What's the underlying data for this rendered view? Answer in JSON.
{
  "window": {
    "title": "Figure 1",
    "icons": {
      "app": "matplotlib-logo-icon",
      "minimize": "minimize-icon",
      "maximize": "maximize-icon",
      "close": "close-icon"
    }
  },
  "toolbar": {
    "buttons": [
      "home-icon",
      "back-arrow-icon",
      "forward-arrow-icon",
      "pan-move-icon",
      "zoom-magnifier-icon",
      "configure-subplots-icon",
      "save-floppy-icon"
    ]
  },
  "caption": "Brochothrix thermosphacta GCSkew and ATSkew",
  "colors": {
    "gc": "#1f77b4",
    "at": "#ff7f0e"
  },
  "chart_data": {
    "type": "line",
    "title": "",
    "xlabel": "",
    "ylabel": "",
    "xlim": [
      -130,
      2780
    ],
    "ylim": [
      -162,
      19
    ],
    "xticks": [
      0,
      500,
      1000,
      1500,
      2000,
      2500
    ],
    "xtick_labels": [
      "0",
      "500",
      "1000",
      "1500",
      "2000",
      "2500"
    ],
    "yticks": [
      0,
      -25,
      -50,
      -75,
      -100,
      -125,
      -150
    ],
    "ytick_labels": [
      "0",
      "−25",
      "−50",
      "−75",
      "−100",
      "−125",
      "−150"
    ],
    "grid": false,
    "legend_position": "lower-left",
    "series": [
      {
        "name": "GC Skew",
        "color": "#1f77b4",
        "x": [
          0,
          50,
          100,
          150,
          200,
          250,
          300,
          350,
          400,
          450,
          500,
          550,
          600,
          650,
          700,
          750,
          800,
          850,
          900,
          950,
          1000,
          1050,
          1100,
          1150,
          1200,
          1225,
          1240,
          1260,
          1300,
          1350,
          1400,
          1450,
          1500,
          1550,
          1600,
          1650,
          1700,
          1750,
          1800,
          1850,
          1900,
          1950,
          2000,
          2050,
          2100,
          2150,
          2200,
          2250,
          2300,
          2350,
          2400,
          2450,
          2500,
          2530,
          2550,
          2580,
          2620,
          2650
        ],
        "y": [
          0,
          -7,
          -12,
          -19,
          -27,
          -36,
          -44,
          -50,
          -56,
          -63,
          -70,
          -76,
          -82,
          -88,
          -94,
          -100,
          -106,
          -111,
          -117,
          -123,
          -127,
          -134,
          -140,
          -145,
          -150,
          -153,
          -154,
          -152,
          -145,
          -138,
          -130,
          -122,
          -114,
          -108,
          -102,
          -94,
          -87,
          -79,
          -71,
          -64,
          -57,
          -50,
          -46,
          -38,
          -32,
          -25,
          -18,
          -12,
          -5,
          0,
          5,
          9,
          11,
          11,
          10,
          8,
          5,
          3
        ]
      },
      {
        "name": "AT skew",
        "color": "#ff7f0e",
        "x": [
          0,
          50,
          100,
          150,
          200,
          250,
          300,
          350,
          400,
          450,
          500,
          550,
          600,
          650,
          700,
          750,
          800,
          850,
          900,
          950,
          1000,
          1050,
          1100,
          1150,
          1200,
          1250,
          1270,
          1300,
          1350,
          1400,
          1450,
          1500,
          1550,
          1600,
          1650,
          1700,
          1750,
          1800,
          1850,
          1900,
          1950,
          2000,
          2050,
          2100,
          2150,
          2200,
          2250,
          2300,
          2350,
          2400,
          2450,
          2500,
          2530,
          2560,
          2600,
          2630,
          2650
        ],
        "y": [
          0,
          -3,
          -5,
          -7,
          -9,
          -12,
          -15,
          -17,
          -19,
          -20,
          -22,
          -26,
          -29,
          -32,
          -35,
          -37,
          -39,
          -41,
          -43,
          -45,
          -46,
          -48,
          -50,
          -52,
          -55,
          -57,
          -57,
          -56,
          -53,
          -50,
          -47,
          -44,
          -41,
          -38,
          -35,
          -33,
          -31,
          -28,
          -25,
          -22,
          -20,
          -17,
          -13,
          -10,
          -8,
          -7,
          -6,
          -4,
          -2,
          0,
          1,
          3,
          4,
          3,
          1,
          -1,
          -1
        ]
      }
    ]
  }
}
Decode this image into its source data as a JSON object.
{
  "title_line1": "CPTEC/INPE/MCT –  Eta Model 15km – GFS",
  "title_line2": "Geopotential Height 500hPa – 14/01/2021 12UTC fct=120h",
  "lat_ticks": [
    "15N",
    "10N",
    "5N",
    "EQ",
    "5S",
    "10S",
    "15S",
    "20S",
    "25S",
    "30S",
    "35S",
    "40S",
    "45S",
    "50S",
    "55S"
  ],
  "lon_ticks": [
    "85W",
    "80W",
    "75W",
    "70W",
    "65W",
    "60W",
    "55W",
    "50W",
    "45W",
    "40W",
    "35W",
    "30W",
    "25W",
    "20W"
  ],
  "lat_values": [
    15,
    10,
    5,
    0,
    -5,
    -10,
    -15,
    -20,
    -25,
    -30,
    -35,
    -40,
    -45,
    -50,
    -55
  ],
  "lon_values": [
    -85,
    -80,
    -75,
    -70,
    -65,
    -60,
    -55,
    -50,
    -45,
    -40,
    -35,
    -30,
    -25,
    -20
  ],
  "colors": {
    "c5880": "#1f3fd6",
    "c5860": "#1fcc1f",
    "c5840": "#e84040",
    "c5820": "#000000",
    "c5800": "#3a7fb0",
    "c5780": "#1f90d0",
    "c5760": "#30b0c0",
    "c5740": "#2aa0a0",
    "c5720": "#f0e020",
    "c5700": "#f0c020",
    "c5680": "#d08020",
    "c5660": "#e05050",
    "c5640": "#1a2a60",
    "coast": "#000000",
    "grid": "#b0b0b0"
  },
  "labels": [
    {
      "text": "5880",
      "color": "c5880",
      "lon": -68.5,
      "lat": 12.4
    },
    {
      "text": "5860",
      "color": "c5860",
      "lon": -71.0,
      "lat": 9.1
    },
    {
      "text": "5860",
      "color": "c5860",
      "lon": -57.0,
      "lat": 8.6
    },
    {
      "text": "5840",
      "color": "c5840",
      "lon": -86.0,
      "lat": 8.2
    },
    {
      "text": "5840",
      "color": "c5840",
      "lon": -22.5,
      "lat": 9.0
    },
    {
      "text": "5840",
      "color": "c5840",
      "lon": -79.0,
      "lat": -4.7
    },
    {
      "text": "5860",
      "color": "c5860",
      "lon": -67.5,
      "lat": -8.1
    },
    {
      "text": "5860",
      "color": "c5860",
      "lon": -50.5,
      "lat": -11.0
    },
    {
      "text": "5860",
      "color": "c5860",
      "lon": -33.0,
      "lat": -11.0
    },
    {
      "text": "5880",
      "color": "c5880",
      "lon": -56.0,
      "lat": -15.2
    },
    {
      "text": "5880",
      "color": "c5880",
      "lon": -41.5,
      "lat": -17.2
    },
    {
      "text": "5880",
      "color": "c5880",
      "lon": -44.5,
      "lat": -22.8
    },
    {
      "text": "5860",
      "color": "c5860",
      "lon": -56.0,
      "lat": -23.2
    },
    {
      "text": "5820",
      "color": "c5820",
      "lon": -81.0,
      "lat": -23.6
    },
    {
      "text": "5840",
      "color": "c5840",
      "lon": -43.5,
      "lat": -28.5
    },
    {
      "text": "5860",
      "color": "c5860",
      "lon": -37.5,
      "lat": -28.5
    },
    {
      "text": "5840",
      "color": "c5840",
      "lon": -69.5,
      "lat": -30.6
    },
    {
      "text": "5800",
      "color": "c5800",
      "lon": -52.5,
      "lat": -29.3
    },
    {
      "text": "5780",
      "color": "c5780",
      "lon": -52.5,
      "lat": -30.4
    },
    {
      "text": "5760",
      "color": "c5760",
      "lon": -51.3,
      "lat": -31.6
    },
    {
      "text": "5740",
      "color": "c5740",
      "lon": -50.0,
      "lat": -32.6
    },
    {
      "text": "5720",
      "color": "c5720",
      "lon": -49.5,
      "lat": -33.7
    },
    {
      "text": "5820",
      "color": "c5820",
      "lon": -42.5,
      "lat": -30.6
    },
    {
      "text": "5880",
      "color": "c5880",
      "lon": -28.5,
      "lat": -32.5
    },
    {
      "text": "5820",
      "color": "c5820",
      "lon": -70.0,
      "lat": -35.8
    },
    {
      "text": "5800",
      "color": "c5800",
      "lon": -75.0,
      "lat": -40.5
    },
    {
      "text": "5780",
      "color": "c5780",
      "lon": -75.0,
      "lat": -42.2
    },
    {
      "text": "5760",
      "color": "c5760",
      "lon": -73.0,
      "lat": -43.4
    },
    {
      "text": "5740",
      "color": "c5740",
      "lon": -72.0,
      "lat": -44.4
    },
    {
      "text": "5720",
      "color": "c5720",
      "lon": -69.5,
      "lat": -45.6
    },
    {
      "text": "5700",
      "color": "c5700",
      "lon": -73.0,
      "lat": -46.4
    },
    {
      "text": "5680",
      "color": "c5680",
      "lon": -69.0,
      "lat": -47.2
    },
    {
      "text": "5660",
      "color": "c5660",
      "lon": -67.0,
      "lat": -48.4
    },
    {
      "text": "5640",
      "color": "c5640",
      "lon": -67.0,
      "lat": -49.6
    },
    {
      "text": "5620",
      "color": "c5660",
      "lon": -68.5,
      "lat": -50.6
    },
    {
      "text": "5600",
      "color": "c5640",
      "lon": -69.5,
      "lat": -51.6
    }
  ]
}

Problem requirements :: Say how many lines in the records hold "this", with the number as the whole reply.

Correct result :: 2